start
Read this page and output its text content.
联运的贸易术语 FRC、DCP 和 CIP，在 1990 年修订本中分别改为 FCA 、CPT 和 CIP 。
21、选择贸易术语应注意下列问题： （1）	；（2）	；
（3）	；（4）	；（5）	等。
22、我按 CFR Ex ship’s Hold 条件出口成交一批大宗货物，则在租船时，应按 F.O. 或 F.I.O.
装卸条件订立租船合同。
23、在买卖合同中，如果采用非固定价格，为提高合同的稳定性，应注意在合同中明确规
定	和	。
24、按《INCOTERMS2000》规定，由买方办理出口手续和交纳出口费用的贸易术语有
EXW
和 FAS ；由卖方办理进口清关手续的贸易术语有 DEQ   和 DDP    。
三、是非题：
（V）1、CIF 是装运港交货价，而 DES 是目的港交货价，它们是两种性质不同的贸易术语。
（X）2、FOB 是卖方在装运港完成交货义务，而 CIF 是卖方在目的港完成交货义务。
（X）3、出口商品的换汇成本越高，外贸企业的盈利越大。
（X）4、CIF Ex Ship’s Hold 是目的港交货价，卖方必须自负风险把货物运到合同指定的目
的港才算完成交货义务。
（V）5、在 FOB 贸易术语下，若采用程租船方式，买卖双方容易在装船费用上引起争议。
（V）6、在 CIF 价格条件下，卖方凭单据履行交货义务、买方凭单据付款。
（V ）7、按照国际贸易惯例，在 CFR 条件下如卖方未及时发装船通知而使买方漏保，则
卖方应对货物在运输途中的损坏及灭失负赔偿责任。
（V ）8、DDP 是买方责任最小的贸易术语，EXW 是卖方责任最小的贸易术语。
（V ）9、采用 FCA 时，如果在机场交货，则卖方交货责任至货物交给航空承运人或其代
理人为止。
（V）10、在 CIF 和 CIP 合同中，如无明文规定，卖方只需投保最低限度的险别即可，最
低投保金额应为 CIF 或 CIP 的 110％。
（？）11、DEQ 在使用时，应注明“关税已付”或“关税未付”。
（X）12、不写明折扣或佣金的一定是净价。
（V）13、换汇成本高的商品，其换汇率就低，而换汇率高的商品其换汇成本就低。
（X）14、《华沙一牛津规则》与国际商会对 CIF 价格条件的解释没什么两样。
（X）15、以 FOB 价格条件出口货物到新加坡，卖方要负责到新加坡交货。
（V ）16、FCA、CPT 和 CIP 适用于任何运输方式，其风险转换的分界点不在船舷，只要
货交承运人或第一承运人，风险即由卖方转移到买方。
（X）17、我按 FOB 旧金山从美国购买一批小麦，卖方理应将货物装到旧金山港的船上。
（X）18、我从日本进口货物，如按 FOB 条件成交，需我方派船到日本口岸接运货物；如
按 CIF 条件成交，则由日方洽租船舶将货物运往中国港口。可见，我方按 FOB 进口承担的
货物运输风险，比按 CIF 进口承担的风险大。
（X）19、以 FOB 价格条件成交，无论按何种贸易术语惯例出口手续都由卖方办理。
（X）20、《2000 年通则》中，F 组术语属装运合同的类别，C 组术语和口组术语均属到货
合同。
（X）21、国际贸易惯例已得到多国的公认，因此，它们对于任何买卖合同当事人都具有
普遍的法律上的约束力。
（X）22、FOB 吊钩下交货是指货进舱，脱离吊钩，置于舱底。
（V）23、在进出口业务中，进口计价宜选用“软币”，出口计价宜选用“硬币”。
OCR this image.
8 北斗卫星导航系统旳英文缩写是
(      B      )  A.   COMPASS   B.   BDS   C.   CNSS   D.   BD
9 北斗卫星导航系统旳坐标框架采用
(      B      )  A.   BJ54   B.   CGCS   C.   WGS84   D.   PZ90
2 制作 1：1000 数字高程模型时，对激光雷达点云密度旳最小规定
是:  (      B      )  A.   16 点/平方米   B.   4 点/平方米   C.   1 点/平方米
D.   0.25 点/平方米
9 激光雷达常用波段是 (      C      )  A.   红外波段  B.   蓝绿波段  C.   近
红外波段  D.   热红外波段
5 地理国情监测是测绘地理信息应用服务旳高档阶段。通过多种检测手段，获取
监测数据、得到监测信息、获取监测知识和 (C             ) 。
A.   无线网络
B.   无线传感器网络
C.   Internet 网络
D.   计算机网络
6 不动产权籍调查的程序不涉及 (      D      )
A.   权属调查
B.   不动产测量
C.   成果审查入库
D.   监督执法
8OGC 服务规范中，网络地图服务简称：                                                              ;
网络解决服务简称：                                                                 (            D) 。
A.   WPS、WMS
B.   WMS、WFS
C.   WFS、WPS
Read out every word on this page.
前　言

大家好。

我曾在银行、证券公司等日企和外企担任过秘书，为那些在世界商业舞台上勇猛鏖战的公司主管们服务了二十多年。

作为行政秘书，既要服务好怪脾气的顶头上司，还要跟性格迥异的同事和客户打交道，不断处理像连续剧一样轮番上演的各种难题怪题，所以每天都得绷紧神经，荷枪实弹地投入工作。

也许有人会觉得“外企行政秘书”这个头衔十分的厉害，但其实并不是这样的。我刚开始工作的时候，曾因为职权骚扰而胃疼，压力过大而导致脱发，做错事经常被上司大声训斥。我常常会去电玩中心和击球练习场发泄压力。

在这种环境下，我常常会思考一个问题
end
▸ **Exercise directions**:
Report all lines of the material that contain the word "是目的港交货价".

▸ **Complete answer**:
（V）1、CIF 是装运港交货价，而 DES 是目的港交货价，它们是两种性质不同的贸易术语。
（X）4、CIF Ex Ship’s Hold 是目的港交货价，卖方必须自负风险把货物运到合同指定的目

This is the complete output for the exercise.